• _DIRECTION_
Report how many lines hold the word "растворения"; answer with the number alone.

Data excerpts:
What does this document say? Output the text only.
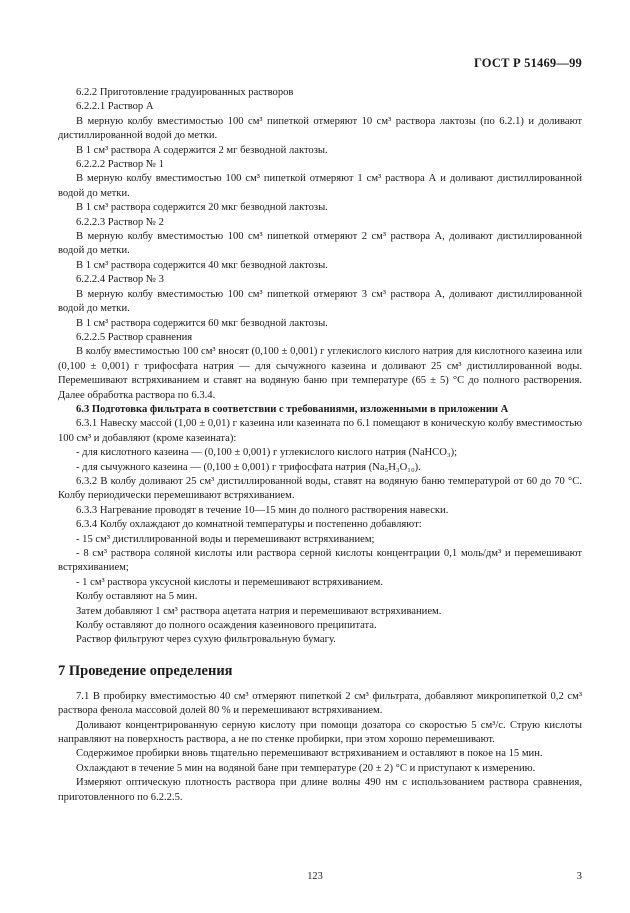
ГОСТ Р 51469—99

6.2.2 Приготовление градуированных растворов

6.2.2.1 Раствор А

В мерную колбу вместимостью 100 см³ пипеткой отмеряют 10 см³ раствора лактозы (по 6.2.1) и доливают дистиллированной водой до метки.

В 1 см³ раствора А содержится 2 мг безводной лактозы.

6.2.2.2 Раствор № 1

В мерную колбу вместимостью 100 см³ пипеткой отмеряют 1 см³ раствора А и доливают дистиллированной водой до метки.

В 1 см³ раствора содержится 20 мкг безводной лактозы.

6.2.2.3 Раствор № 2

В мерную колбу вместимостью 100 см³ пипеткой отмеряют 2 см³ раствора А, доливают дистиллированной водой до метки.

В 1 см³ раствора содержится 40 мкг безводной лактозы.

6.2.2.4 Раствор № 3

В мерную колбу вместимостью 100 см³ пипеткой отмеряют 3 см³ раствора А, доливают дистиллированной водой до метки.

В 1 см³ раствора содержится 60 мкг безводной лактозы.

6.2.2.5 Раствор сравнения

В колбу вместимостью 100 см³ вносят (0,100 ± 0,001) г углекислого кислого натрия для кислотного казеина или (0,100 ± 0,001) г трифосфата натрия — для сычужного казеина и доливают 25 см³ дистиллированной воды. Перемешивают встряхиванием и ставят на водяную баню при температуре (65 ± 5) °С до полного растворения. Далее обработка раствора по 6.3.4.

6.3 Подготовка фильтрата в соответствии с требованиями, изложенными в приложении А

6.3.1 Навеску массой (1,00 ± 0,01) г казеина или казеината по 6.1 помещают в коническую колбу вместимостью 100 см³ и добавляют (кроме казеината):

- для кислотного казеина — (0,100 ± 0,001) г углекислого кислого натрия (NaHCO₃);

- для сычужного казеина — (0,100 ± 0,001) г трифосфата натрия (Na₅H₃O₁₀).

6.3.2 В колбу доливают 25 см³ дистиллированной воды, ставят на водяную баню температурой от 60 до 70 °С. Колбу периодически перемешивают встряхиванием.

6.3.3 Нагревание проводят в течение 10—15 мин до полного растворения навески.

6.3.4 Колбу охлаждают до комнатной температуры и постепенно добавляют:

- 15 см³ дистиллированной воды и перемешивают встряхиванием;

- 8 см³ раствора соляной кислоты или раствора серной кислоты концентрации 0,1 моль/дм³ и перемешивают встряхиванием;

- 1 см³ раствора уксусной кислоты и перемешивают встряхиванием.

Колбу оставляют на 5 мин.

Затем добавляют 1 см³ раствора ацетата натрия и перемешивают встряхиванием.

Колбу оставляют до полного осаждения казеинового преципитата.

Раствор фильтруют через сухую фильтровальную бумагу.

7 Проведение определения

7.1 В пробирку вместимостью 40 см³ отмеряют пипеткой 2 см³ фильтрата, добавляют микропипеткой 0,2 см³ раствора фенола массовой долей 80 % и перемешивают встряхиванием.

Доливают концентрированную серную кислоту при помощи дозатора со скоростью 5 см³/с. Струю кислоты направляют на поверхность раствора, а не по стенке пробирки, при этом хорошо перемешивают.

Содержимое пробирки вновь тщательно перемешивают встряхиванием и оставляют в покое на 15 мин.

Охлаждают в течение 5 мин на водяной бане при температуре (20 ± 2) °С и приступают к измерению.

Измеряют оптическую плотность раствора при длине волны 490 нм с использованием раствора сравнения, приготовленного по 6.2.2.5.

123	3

* * *

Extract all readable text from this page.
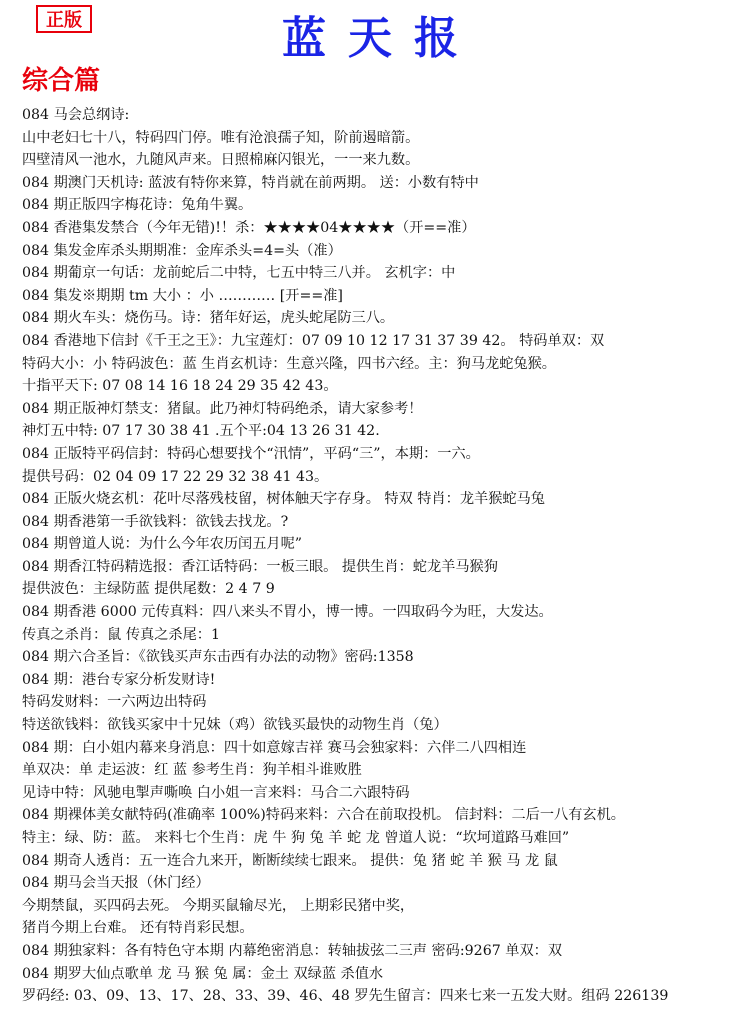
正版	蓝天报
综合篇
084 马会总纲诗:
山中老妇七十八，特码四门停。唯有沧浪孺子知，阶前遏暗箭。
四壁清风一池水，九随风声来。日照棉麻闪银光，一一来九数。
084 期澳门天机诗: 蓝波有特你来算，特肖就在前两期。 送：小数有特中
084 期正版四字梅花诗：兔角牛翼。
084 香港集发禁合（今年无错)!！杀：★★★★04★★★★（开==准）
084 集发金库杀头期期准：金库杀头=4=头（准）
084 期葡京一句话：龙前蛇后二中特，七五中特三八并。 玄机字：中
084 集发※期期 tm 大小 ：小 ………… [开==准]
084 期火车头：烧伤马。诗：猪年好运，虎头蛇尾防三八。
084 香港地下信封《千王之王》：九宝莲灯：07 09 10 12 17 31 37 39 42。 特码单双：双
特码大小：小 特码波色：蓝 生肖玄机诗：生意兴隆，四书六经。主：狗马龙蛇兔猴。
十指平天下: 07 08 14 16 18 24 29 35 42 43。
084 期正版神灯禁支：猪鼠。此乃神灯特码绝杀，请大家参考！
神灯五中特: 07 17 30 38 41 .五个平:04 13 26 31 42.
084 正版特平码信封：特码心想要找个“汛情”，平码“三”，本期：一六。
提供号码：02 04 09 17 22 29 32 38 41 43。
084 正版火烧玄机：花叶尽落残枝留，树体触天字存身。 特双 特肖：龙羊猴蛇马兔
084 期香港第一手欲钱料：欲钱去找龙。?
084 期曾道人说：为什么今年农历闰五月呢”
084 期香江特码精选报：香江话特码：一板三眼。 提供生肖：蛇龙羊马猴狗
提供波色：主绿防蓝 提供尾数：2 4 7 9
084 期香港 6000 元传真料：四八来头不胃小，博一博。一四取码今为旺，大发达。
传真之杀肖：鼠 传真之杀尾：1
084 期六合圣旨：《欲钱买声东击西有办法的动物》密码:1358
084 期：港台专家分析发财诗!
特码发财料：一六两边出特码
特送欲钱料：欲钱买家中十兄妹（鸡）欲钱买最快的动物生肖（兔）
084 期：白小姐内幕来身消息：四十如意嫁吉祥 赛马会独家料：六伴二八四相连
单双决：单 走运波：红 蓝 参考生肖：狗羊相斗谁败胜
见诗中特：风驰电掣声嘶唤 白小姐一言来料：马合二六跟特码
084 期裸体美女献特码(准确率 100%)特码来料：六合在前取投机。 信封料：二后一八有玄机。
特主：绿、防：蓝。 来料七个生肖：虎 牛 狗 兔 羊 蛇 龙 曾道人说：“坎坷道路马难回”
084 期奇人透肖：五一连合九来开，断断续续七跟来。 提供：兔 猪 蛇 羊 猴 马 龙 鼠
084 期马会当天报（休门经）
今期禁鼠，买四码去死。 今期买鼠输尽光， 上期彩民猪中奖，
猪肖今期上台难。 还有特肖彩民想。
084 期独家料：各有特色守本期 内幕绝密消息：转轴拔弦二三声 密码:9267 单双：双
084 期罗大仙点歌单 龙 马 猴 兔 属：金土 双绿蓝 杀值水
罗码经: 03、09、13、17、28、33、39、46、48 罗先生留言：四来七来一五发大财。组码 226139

• _ANSWER BELOW_
2